_Task brief_.
Look through the material below and give the number of lines holding "What", with no other words.

(Saved data entries)

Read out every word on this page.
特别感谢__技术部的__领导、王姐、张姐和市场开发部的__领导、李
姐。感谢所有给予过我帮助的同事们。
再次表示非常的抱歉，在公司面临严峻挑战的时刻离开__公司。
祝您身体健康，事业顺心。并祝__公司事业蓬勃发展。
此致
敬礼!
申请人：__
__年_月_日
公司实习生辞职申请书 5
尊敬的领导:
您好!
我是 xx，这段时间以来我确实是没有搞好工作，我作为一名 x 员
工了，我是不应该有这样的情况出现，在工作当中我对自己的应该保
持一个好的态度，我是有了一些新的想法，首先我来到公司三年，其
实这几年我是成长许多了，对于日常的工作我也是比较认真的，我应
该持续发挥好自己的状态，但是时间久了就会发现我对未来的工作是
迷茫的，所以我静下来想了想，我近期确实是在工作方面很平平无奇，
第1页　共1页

--

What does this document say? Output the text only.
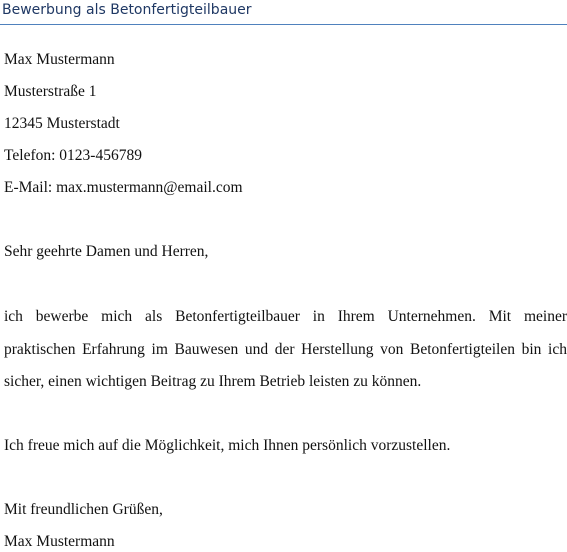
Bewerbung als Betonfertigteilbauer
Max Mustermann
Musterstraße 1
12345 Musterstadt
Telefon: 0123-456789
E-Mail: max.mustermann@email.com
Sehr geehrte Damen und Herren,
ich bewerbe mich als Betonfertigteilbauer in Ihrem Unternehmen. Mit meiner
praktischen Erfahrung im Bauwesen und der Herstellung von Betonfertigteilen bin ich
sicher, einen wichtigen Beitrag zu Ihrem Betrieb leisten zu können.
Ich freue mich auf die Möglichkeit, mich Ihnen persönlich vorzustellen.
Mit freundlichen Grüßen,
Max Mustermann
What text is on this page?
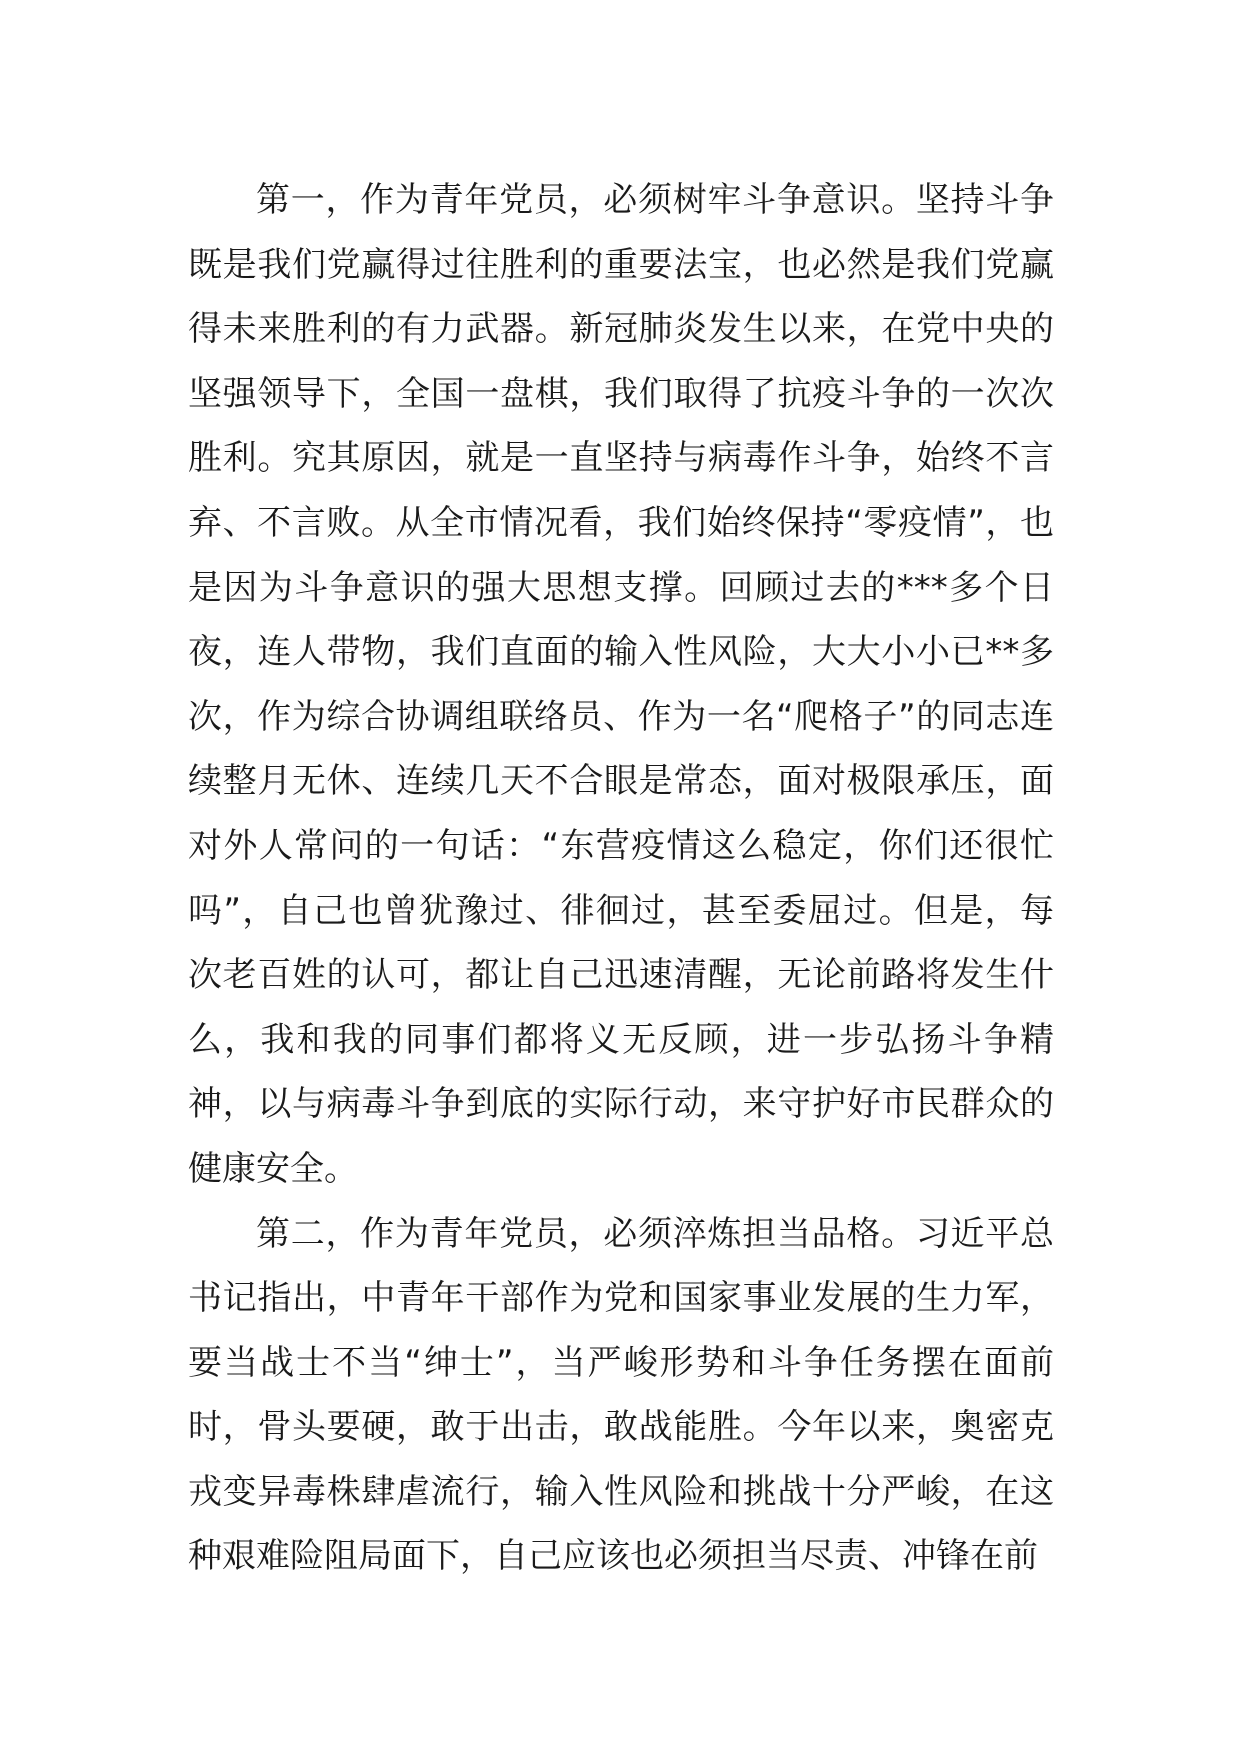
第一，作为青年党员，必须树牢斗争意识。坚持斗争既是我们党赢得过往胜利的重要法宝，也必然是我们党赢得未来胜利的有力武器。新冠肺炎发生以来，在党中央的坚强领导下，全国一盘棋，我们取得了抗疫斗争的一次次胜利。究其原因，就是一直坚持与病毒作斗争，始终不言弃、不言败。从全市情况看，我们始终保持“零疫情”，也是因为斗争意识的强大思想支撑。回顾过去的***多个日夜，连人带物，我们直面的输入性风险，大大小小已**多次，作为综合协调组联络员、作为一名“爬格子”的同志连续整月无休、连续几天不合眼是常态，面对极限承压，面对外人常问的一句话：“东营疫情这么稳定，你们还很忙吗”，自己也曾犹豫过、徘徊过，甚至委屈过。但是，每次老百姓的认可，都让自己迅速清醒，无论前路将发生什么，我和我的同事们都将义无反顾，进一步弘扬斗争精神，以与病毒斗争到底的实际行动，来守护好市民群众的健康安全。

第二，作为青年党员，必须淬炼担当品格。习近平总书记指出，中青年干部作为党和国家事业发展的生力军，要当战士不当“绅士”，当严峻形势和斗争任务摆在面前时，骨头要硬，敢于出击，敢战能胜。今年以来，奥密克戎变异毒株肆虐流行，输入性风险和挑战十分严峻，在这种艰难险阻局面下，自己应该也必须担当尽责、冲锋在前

==

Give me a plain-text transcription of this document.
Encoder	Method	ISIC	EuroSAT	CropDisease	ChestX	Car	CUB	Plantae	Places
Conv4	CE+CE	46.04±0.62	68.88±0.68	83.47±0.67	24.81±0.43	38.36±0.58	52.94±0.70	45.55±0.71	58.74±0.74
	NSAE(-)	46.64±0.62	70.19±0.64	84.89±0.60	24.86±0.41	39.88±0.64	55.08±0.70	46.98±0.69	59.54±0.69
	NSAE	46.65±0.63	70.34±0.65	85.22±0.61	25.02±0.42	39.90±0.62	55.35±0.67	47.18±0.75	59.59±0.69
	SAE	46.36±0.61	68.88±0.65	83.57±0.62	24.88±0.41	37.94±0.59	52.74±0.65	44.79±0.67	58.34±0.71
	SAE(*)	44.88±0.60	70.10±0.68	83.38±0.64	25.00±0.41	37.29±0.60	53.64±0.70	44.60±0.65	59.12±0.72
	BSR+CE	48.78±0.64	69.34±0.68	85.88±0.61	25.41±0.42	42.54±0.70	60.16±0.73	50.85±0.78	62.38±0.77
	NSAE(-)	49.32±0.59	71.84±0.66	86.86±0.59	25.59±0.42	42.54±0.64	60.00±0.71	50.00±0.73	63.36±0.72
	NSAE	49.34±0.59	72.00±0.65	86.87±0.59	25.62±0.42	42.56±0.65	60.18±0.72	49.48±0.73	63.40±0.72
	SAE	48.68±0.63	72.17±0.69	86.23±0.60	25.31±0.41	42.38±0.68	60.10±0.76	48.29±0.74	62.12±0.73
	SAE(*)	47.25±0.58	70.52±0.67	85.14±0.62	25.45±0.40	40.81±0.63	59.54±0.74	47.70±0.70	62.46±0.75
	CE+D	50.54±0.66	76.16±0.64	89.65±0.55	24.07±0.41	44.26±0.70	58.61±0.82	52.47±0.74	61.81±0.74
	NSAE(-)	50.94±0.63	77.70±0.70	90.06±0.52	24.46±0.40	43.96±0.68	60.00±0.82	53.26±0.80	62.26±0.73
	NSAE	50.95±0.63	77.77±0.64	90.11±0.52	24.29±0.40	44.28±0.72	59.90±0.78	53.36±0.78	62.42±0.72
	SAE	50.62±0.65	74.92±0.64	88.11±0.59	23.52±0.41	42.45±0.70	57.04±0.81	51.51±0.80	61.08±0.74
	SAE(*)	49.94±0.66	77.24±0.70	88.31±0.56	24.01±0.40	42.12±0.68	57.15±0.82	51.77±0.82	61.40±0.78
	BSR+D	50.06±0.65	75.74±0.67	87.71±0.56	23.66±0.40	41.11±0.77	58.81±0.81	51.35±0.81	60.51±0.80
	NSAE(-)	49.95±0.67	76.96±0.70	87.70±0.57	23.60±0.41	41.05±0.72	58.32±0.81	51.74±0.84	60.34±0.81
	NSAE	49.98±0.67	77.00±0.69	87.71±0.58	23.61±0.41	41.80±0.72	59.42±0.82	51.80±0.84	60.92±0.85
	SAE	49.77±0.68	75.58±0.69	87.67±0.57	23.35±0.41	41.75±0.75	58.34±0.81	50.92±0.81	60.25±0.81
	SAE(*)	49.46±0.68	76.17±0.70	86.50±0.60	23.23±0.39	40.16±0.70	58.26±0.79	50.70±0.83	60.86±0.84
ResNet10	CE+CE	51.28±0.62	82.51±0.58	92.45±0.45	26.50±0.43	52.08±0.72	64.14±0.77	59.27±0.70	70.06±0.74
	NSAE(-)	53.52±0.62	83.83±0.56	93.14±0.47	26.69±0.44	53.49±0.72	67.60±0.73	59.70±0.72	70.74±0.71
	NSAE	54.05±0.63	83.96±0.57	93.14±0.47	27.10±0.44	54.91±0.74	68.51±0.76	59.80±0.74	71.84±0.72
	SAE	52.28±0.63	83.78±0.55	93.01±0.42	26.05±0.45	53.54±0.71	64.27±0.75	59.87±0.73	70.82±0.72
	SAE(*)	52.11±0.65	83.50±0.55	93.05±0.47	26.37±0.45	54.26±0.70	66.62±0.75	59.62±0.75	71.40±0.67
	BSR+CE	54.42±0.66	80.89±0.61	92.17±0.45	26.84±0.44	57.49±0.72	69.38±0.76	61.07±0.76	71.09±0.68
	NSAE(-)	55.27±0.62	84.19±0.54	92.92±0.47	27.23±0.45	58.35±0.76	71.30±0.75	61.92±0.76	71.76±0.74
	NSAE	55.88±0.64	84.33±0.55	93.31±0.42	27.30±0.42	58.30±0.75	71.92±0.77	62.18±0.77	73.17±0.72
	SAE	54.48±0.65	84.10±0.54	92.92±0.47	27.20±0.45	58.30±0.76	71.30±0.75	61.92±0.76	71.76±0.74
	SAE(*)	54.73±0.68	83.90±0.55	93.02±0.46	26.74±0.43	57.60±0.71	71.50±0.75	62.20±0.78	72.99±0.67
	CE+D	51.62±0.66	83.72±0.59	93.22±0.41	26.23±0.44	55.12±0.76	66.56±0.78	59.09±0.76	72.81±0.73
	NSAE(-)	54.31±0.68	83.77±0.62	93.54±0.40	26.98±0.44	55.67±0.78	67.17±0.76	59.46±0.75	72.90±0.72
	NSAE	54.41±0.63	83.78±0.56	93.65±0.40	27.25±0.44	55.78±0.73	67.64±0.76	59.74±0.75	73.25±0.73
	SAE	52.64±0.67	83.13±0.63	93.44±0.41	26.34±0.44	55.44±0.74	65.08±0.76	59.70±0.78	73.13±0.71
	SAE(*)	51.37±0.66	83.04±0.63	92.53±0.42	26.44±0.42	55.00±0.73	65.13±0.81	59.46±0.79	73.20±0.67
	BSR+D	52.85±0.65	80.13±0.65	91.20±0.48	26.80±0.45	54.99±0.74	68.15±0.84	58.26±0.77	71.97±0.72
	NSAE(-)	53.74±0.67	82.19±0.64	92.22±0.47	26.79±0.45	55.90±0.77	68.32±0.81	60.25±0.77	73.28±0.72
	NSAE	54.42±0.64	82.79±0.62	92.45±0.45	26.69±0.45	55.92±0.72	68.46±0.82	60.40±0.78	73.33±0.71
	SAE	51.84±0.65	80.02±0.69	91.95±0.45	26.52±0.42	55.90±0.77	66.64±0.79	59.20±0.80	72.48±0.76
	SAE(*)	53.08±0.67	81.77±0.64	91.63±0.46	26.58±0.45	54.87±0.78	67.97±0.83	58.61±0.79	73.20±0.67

_Solution below_.
2